Only the number is wanted: tally the lines below that contain the word "this".
=== Source data ===
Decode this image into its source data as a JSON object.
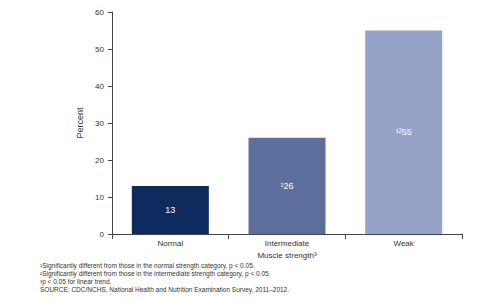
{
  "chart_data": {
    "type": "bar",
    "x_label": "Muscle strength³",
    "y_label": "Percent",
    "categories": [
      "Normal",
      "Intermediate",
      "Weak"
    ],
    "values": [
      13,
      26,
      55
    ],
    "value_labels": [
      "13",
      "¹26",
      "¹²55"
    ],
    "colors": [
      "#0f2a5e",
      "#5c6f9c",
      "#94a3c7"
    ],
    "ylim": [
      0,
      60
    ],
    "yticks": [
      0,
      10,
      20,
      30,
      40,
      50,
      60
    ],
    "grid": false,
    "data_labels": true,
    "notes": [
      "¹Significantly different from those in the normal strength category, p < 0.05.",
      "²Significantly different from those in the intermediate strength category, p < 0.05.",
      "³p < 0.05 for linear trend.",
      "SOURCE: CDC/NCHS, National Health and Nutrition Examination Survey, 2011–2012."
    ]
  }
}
===
=== Source data ===
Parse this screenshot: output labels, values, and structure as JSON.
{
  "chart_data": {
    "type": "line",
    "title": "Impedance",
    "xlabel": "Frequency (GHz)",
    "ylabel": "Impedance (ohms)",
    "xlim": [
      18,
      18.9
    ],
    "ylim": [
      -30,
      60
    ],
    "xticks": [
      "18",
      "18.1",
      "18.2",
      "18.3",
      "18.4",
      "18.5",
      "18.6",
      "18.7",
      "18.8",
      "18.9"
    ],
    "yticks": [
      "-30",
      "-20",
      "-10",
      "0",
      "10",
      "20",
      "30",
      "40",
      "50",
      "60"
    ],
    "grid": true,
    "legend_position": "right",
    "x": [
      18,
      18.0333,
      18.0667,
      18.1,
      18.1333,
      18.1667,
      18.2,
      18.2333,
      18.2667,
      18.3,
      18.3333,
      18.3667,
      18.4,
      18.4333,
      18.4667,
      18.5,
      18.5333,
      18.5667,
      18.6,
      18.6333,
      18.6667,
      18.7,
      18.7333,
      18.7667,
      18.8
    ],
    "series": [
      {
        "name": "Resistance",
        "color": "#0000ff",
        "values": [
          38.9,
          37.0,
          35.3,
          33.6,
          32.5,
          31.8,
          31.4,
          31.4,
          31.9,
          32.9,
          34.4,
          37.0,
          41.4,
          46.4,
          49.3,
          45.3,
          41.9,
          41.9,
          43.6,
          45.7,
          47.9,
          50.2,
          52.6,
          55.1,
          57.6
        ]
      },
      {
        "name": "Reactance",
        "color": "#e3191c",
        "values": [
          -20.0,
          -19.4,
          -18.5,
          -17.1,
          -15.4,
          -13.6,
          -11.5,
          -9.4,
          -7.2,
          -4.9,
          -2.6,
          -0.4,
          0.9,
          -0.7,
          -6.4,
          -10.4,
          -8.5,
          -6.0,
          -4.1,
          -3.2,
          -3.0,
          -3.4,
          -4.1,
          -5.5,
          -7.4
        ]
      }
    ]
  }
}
===
The answer ::
2